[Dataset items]
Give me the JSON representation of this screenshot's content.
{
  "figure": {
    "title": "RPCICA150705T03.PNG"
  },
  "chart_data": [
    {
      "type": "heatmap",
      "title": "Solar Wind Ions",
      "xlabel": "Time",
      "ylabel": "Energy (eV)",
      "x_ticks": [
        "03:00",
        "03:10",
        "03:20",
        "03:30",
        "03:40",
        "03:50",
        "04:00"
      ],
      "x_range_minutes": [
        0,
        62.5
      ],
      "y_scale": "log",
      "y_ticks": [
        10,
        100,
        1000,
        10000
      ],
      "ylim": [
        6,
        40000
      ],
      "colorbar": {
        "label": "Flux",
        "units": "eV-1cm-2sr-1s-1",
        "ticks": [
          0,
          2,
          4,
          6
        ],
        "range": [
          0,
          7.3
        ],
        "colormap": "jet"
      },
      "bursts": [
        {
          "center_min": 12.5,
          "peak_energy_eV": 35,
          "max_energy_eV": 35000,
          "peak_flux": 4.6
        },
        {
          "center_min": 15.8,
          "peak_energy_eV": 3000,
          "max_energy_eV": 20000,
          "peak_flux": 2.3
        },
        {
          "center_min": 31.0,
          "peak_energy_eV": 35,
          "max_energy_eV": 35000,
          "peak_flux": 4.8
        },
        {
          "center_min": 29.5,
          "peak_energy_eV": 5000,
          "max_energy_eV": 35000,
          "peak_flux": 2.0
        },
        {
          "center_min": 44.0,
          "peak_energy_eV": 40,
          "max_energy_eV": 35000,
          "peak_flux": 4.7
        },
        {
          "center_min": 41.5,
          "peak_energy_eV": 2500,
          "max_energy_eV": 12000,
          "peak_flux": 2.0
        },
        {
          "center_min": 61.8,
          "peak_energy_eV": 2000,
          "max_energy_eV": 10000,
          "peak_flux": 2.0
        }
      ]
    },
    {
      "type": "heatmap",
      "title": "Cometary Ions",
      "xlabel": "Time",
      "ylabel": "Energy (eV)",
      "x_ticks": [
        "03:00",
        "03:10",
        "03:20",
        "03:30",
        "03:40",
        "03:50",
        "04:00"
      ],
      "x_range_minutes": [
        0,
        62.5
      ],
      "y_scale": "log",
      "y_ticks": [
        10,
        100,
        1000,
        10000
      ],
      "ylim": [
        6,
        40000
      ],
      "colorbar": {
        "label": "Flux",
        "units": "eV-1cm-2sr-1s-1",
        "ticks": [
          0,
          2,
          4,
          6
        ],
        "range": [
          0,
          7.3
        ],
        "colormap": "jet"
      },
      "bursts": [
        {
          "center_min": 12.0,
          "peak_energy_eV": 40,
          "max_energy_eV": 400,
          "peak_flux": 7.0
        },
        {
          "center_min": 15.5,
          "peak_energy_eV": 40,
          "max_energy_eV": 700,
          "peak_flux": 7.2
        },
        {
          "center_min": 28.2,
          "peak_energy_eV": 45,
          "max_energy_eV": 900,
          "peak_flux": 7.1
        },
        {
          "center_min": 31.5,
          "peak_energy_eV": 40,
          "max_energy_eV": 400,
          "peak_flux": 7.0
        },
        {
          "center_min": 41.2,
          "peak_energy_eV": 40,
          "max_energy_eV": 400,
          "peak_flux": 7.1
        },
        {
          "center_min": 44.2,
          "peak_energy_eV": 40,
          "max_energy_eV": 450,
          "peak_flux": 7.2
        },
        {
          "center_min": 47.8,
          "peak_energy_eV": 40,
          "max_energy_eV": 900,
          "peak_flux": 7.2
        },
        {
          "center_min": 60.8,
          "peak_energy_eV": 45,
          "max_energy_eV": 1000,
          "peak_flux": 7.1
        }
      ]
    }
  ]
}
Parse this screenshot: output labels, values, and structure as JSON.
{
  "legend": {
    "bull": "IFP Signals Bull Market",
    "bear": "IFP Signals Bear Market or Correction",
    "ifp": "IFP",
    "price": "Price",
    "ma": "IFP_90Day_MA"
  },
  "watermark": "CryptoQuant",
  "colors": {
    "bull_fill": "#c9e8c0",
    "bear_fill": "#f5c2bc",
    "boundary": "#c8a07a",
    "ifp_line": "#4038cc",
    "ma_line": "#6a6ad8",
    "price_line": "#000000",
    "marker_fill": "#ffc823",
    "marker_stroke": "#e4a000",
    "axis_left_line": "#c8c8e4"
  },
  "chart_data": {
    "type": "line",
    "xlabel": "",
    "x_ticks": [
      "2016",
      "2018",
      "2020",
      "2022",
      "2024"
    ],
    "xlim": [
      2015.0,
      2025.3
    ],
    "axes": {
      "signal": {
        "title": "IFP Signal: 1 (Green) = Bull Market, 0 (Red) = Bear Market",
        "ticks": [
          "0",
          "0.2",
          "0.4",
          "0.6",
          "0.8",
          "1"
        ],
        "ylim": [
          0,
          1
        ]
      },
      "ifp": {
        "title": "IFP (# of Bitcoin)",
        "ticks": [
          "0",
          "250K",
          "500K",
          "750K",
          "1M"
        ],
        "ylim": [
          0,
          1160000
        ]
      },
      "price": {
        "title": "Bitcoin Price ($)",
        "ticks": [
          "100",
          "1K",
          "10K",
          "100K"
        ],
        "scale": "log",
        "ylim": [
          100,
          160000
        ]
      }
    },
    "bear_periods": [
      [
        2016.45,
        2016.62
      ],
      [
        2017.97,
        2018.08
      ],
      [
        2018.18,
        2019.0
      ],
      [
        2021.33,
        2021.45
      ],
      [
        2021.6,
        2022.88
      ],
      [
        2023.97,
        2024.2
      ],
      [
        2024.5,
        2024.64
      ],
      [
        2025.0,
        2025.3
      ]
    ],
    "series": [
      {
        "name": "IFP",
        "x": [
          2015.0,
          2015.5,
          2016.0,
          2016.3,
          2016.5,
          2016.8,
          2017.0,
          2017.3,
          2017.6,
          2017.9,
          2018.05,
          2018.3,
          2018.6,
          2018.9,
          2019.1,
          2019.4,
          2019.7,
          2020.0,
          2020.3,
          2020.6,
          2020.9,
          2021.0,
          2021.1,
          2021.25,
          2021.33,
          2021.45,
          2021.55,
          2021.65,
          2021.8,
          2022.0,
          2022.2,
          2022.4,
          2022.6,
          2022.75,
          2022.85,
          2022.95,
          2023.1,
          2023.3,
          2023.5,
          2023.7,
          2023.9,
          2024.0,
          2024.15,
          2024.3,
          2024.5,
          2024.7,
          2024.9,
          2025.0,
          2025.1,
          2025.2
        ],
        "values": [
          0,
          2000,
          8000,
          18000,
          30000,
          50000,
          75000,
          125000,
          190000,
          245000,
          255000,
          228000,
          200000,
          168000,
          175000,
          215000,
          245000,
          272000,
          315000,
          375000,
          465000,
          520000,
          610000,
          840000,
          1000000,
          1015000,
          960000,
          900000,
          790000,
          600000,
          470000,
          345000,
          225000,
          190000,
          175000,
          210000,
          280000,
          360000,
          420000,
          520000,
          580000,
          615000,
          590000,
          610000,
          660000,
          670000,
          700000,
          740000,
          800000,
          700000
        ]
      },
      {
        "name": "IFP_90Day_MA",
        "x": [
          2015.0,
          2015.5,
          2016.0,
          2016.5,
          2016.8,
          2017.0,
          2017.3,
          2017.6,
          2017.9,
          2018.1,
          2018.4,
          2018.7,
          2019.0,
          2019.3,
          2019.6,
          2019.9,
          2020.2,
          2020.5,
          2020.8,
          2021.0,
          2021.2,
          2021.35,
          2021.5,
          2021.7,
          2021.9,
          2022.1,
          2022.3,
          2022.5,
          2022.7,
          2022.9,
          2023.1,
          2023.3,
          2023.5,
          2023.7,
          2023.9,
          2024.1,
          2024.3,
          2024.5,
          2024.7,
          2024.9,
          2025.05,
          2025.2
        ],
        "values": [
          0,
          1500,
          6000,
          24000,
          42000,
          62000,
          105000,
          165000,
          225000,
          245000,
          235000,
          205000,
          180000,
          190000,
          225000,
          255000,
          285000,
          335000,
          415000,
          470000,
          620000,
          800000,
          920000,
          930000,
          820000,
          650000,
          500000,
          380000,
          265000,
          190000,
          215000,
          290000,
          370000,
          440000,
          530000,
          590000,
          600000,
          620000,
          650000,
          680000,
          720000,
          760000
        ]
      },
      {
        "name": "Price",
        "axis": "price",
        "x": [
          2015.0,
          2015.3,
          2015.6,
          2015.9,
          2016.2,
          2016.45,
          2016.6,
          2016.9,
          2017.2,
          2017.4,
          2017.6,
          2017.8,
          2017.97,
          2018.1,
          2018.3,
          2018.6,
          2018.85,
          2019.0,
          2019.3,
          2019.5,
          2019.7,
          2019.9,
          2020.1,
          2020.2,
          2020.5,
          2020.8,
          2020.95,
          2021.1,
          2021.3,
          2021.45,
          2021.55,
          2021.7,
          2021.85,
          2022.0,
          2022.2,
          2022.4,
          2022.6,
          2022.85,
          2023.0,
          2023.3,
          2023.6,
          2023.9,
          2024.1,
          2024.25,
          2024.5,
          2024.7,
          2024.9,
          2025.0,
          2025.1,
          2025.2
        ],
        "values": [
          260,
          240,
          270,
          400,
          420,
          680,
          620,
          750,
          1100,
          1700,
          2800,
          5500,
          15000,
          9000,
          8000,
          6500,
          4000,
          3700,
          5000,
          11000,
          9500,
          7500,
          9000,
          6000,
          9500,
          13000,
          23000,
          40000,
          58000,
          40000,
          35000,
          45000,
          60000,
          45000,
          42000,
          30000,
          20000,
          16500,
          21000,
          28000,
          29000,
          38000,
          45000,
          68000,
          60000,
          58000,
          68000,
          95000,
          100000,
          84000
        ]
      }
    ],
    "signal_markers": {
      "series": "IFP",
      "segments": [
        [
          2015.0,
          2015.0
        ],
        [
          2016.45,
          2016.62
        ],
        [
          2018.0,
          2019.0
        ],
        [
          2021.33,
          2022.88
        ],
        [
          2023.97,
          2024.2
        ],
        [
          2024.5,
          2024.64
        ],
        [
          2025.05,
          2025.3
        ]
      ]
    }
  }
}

**Your instructions**
Write only the number of lines in the data above that include "name".

**The response**
3